_Raw records_
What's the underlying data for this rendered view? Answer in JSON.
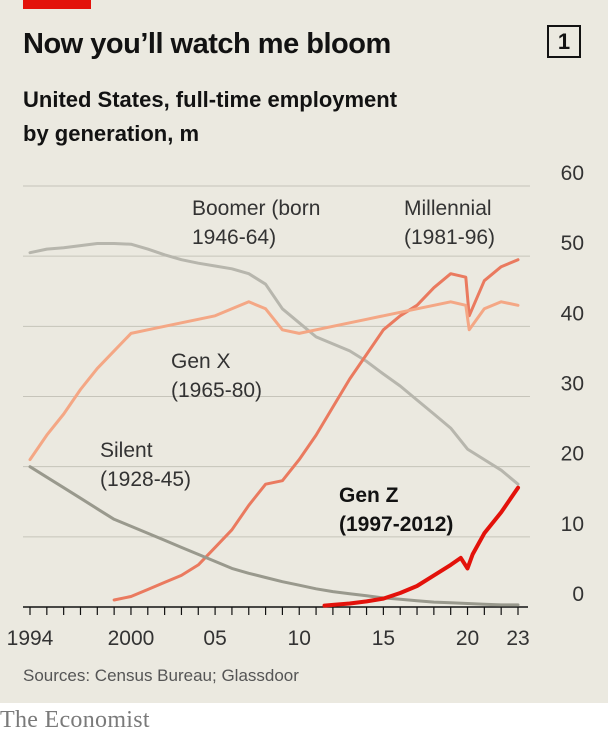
{
  "header": {
    "title": "Now you’ll watch me bloom",
    "chart_number": "1",
    "subtitle": "United States, full-time employment by generation, m"
  },
  "footer": {
    "source": "Sources: Census Bureau; Glassdoor",
    "brand": "The Economist"
  },
  "colors": {
    "background": "#ebe9e0",
    "accent": "#e3120b",
    "boomer": "#b7b6ad",
    "silent": "#99998d",
    "genx": "#f4a785",
    "millennial": "#ea7a5f",
    "genz": "#e3120b"
  },
  "chart_data": {
    "type": "line",
    "title": "Now you’ll watch me bloom",
    "subtitle": "United States, full-time employment by generation, m",
    "xlim": [
      1994,
      2023.5
    ],
    "ylim": [
      0,
      60
    ],
    "y_ticks": [
      "0",
      "10",
      "20",
      "30",
      "40",
      "50",
      "60"
    ],
    "x_tick_labels": [
      "1994",
      "2000",
      "05",
      "10",
      "15",
      "20",
      "23"
    ],
    "grid": true,
    "series": [
      {
        "name": "Boomer (born 1946-64)",
        "label_lines": [
          "Boomer (born",
          "1946-64)"
        ],
        "color": "#b7b6ad",
        "x": [
          1994,
          1995,
          1996,
          1997,
          1998,
          1999,
          2000,
          2001,
          2002,
          2003,
          2004,
          2005,
          2006,
          2007,
          2008,
          2009,
          2010,
          2011,
          2012,
          2013,
          2014,
          2015,
          2016,
          2017,
          2018,
          2019,
          2020,
          2021,
          2022,
          2023
        ],
        "y": [
          50.5,
          51.0,
          51.2,
          51.5,
          51.8,
          51.8,
          51.7,
          51.0,
          50.2,
          49.5,
          49.0,
          48.6,
          48.2,
          47.5,
          46.0,
          42.5,
          40.5,
          38.5,
          37.5,
          36.5,
          35.0,
          33.2,
          31.5,
          29.5,
          27.5,
          25.5,
          22.5,
          21.0,
          19.5,
          17.5
        ]
      },
      {
        "name": "Millennial (1981-96)",
        "label_lines": [
          "Millennial",
          "(1981-96)"
        ],
        "color": "#ea7a5f",
        "x": [
          1999,
          2000,
          2001,
          2002,
          2003,
          2004,
          2005,
          2006,
          2007,
          2008,
          2009,
          2010,
          2011,
          2012,
          2013,
          2014,
          2015,
          2016,
          2017,
          2018,
          2019,
          2019.9,
          2020.1,
          2021,
          2022,
          2023
        ],
        "y": [
          1.0,
          1.5,
          2.5,
          3.5,
          4.5,
          6.0,
          8.5,
          11.0,
          14.5,
          17.5,
          18.0,
          21.0,
          24.5,
          28.5,
          32.5,
          36.0,
          39.5,
          41.5,
          43.0,
          45.5,
          47.5,
          47.0,
          41.5,
          46.5,
          48.5,
          49.5
        ]
      },
      {
        "name": "Gen X (1965-80)",
        "label_lines": [
          "Gen X",
          "(1965-80)"
        ],
        "color": "#f4a785",
        "x": [
          1994,
          1995,
          1996,
          1997,
          1998,
          1999,
          2000,
          2001,
          2002,
          2003,
          2004,
          2005,
          2006,
          2007,
          2008,
          2009,
          2010,
          2011,
          2012,
          2013,
          2014,
          2015,
          2016,
          2017,
          2018,
          2019,
          2019.9,
          2020.1,
          2021,
          2022,
          2023
        ],
        "y": [
          21.0,
          24.5,
          27.5,
          31.0,
          34.0,
          36.5,
          39.0,
          39.5,
          40.0,
          40.5,
          41.0,
          41.5,
          42.5,
          43.5,
          42.5,
          39.5,
          39.0,
          39.5,
          40.0,
          40.5,
          41.0,
          41.5,
          42.0,
          42.5,
          43.0,
          43.5,
          43.0,
          39.5,
          42.5,
          43.5,
          43.0
        ]
      },
      {
        "name": "Silent (1928-45)",
        "label_lines": [
          "Silent",
          "(1928-45)"
        ],
        "color": "#99998d",
        "x": [
          1994,
          1995,
          1996,
          1997,
          1998,
          1999,
          2000,
          2001,
          2002,
          2003,
          2004,
          2005,
          2006,
          2007,
          2008,
          2009,
          2010,
          2011,
          2012,
          2013,
          2014,
          2015,
          2016,
          2017,
          2018,
          2019,
          2020,
          2021,
          2022,
          2023
        ],
        "y": [
          20.0,
          18.5,
          17.0,
          15.5,
          14.0,
          12.5,
          11.5,
          10.5,
          9.5,
          8.5,
          7.5,
          6.5,
          5.5,
          4.8,
          4.2,
          3.6,
          3.1,
          2.6,
          2.2,
          1.9,
          1.6,
          1.3,
          1.1,
          0.9,
          0.7,
          0.6,
          0.5,
          0.4,
          0.3,
          0.3
        ]
      },
      {
        "name": "Gen Z (1997-2012)",
        "label_lines": [
          "Gen Z",
          "(1997-2012)"
        ],
        "color": "#e3120b",
        "x": [
          2011.5,
          2012,
          2013,
          2014,
          2015,
          2016,
          2017,
          2018,
          2019,
          2019.6,
          2020,
          2020.3,
          2021,
          2022,
          2023
        ],
        "y": [
          0.2,
          0.3,
          0.5,
          0.8,
          1.2,
          2.0,
          3.0,
          4.5,
          6.0,
          7.0,
          5.5,
          7.5,
          10.5,
          13.5,
          17.0
        ]
      }
    ]
  }
}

_Stated task_
Return every line of the preceding records in which the word "generation" appears.

_Answer for this exercise_
    "subtitle": "United States, full-time employment by generation, m"
    "subtitle": "United States, full-time employment by generation, m",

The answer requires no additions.